** The problem **
Find all lines in the listing that include the word "color", then copy them.

[Figure dataset records]
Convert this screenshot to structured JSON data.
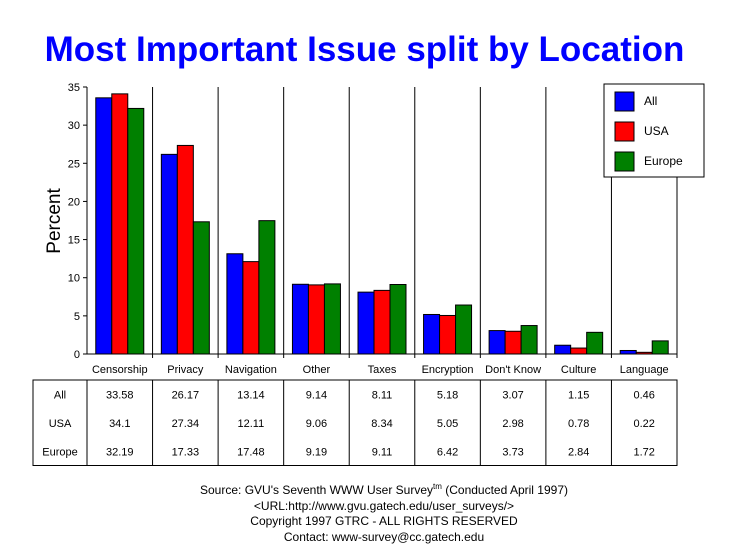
{
  "chart_data": {
    "type": "bar",
    "title": "Most Important Issue split by Location",
    "ylabel": "Percent",
    "xlabel": "",
    "ylim": [
      0,
      35
    ],
    "yticks": [
      0,
      5,
      10,
      15,
      20,
      25,
      30,
      35
    ],
    "categories": [
      "Censorship",
      "Privacy",
      "Navigation",
      "Other",
      "Taxes",
      "Encryption",
      "Don't Know",
      "Culture",
      "Language"
    ],
    "series": [
      {
        "name": "All",
        "color": "#0000ff",
        "values": [
          33.58,
          26.17,
          13.14,
          9.14,
          8.11,
          5.18,
          3.07,
          1.15,
          0.46
        ],
        "labels": [
          "33.58",
          "26.17",
          "13.14",
          "9.14",
          "8.11",
          "5.18",
          "3.07",
          "1.15",
          "0.46"
        ]
      },
      {
        "name": "USA",
        "color": "#ff0000",
        "values": [
          34.1,
          27.34,
          12.11,
          9.06,
          8.34,
          5.05,
          2.98,
          0.78,
          0.22
        ],
        "labels": [
          "34.1",
          "27.34",
          "12.11",
          "9.06",
          "8.34",
          "5.05",
          "2.98",
          "0.78",
          "0.22"
        ]
      },
      {
        "name": "Europe",
        "color": "#008000",
        "values": [
          32.19,
          17.33,
          17.48,
          9.19,
          9.11,
          6.42,
          3.73,
          2.84,
          1.72
        ],
        "labels": [
          "32.19",
          "17.33",
          "17.48",
          "9.19",
          "9.11",
          "6.42",
          "3.73",
          "2.84",
          "1.72"
        ]
      }
    ],
    "legend_position": "top-right",
    "grid": false
  },
  "footer": {
    "source_prefix": "Source: GVU's Seventh WWW User Survey",
    "source_sup": "tm",
    "source_suffix": " (Conducted April 1997)",
    "url": "<URL:http://www.gvu.gatech.edu/user_surveys/>",
    "copyright": "Copyright 1997 GTRC - ALL RIGHTS RESERVED",
    "contact": "Contact: www-survey@cc.gatech.edu"
  }
}
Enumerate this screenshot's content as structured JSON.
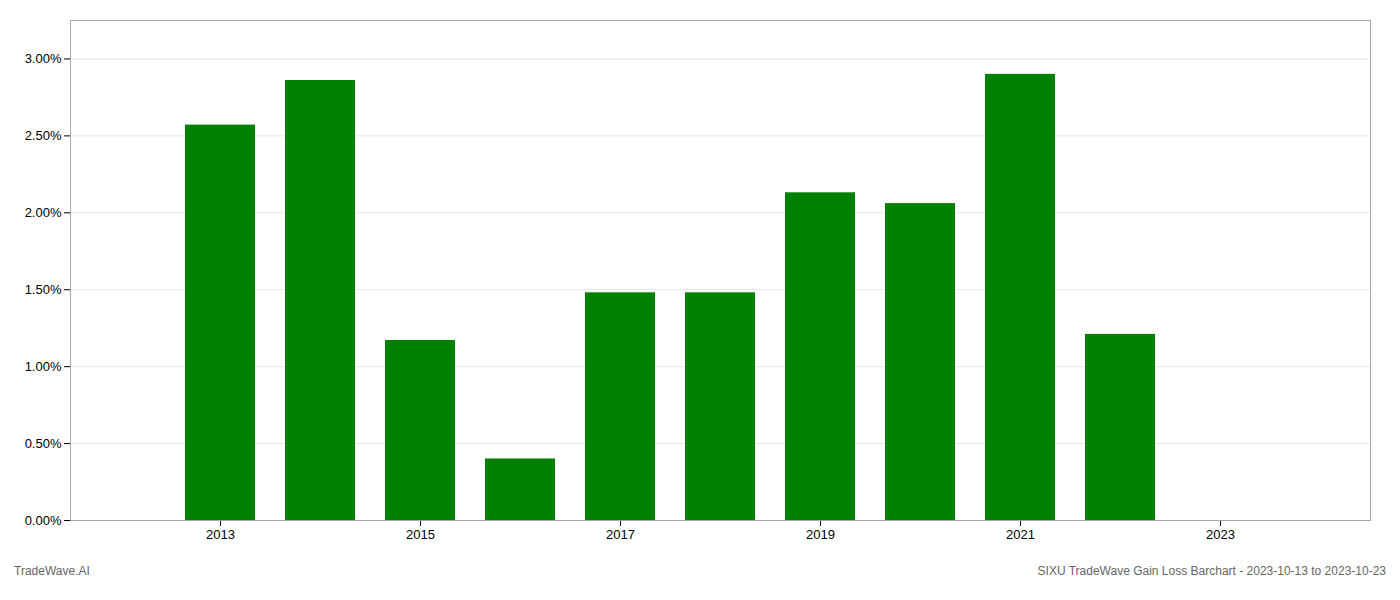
{
  "chart_data": {
    "type": "bar",
    "x": [
      2013,
      2014,
      2015,
      2016,
      2017,
      2018,
      2019,
      2020,
      2021,
      2022
    ],
    "values": [
      0.0257,
      0.0286,
      0.0117,
      0.004,
      0.0148,
      0.0148,
      0.0213,
      0.0206,
      0.029,
      0.0121
    ],
    "color": "#008000",
    "xlim": [
      2011.5,
      2024.5
    ],
    "xticks": [
      2013,
      2015,
      2017,
      2019,
      2021,
      2023
    ],
    "ylim": [
      0,
      0.0325
    ],
    "yticks": [
      {
        "value": 0.0,
        "label": "0.00%"
      },
      {
        "value": 0.005,
        "label": "0.50%"
      },
      {
        "value": 0.01,
        "label": "1.00%"
      },
      {
        "value": 0.015,
        "label": "1.50%"
      },
      {
        "value": 0.02,
        "label": "2.00%"
      },
      {
        "value": 0.025,
        "label": "2.50%"
      },
      {
        "value": 0.03,
        "label": "3.00%"
      }
    ],
    "grid": true,
    "annotations": [
      "TradeWave.AI",
      "SIXU TradeWave Gain Loss Barchart - 2023-10-13 to 2023-10-23"
    ]
  }
}
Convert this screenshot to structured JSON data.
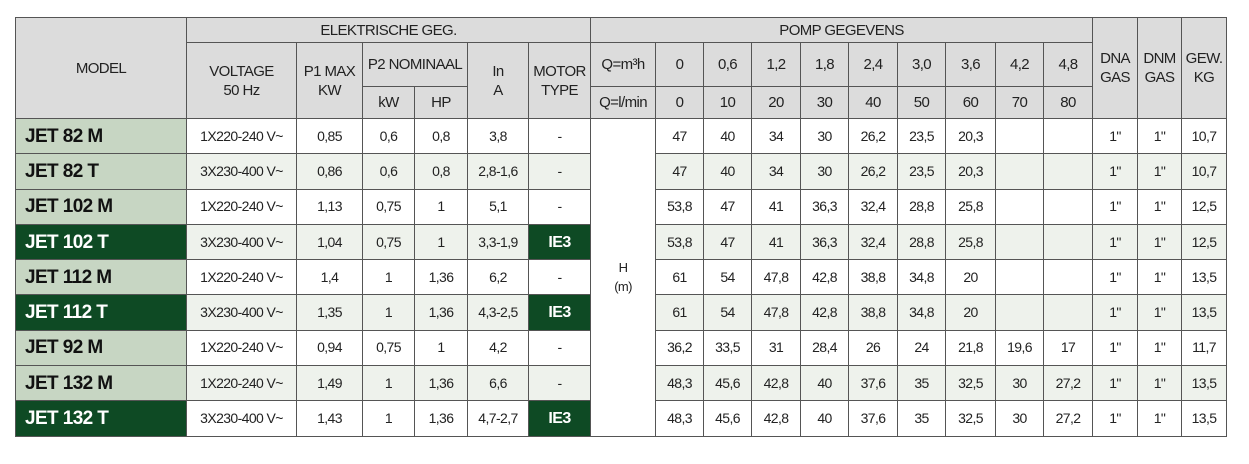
{
  "header": {
    "group_electric": "ELEKTRISCHE GEG.",
    "group_pump": "POMP GEGEVENS",
    "model": "MODEL",
    "voltage": [
      "VOLTAGE",
      "50 Hz"
    ],
    "p1": [
      "P1 MAX",
      "KW"
    ],
    "p2": "P2 NOMINAAL",
    "kw": "kW",
    "hp": "HP",
    "in": [
      "In",
      "A"
    ],
    "motor": [
      "MOTOR",
      "TYPE"
    ],
    "q_m3h": "Q=m³h",
    "q_lmin": "Q=l/min",
    "q_m3h_values": [
      "0",
      "0,6",
      "1,2",
      "1,8",
      "2,4",
      "3,0",
      "3,6",
      "4,2",
      "4,8"
    ],
    "q_lmin_values": [
      "0",
      "10",
      "20",
      "30",
      "40",
      "50",
      "60",
      "70",
      "80"
    ],
    "dna": [
      "DNA",
      "GAS"
    ],
    "dnm": [
      "DNM",
      "GAS"
    ],
    "gew": [
      "GEW.",
      "KG"
    ],
    "h": [
      "H",
      "(m)"
    ]
  },
  "rows": [
    {
      "model": "JET 82 M",
      "voltage": "1X220-240 V~",
      "p1": "0,85",
      "kw": "0,6",
      "hp": "0,8",
      "in": "3,8",
      "motor": "-",
      "heads": [
        "47",
        "40",
        "34",
        "30",
        "26,2",
        "23,5",
        "20,3",
        null,
        null
      ],
      "dna": "1\"",
      "dnm": "1\"",
      "gew": "10,7"
    },
    {
      "model": "JET 82 T",
      "voltage": "3X230-400 V~",
      "p1": "0,86",
      "kw": "0,6",
      "hp": "0,8",
      "in": "2,8-1,6",
      "motor": "-",
      "heads": [
        "47",
        "40",
        "34",
        "30",
        "26,2",
        "23,5",
        "20,3",
        null,
        null
      ],
      "dna": "1\"",
      "dnm": "1\"",
      "gew": "10,7"
    },
    {
      "model": "JET 102 M",
      "voltage": "1X220-240 V~",
      "p1": "1,13",
      "kw": "0,75",
      "hp": "1",
      "in": "5,1",
      "motor": "-",
      "heads": [
        "53,8",
        "47",
        "41",
        "36,3",
        "32,4",
        "28,8",
        "25,8",
        null,
        null
      ],
      "dna": "1\"",
      "dnm": "1\"",
      "gew": "12,5"
    },
    {
      "model": "JET 102 T",
      "voltage": "3X230-400 V~",
      "p1": "1,04",
      "kw": "0,75",
      "hp": "1",
      "in": "3,3-1,9",
      "motor": "IE3",
      "heads": [
        "53,8",
        "47",
        "41",
        "36,3",
        "32,4",
        "28,8",
        "25,8",
        null,
        null
      ],
      "dna": "1\"",
      "dnm": "1\"",
      "gew": "12,5"
    },
    {
      "model": "JET 112 M",
      "voltage": "1X220-240 V~",
      "p1": "1,4",
      "kw": "1",
      "hp": "1,36",
      "in": "6,2",
      "motor": "-",
      "heads": [
        "61",
        "54",
        "47,8",
        "42,8",
        "38,8",
        "34,8",
        "20",
        null,
        null
      ],
      "dna": "1\"",
      "dnm": "1\"",
      "gew": "13,5"
    },
    {
      "model": "JET 112 T",
      "voltage": "3X230-400 V~",
      "p1": "1,35",
      "kw": "1",
      "hp": "1,36",
      "in": "4,3-2,5",
      "motor": "IE3",
      "heads": [
        "61",
        "54",
        "47,8",
        "42,8",
        "38,8",
        "34,8",
        "20",
        null,
        null
      ],
      "dna": "1\"",
      "dnm": "1\"",
      "gew": "13,5"
    },
    {
      "model": "JET 92 M",
      "voltage": "1X220-240 V~",
      "p1": "0,94",
      "kw": "0,75",
      "hp": "1",
      "in": "4,2",
      "motor": "-",
      "heads": [
        "36,2",
        "33,5",
        "31",
        "28,4",
        "26",
        "24",
        "21,8",
        "19,6",
        "17"
      ],
      "dna": "1\"",
      "dnm": "1\"",
      "gew": "11,7"
    },
    {
      "model": "JET 132 M",
      "voltage": "1X220-240 V~",
      "p1": "1,49",
      "kw": "1",
      "hp": "1,36",
      "in": "6,6",
      "motor": "-",
      "heads": [
        "48,3",
        "45,6",
        "42,8",
        "40",
        "37,6",
        "35",
        "32,5",
        "30",
        "27,2"
      ],
      "dna": "1\"",
      "dnm": "1\"",
      "gew": "13,5"
    },
    {
      "model": "JET 132 T",
      "voltage": "3X230-400 V~",
      "p1": "1,43",
      "kw": "1",
      "hp": "1,36",
      "in": "4,7-2,7",
      "motor": "IE3",
      "heads": [
        "48,3",
        "45,6",
        "42,8",
        "40",
        "37,6",
        "35",
        "32,5",
        "30",
        "27,2"
      ],
      "dna": "1\"",
      "dnm": "1\"",
      "gew": "13,5"
    }
  ]
}
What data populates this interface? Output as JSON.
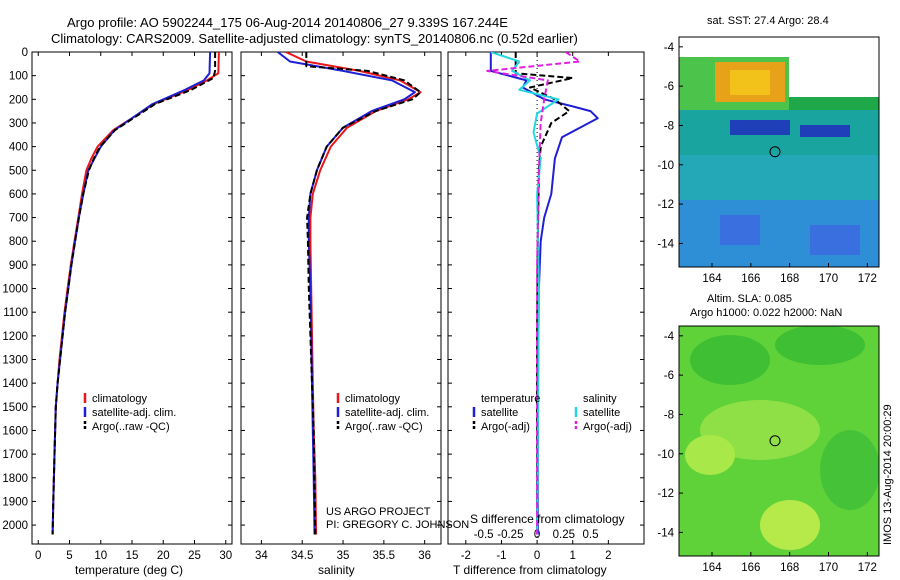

** Response to the task **
        "color": "#0000ff",
        "color": "#ff0000",
        "color": "#008000",
    "color": "#008000",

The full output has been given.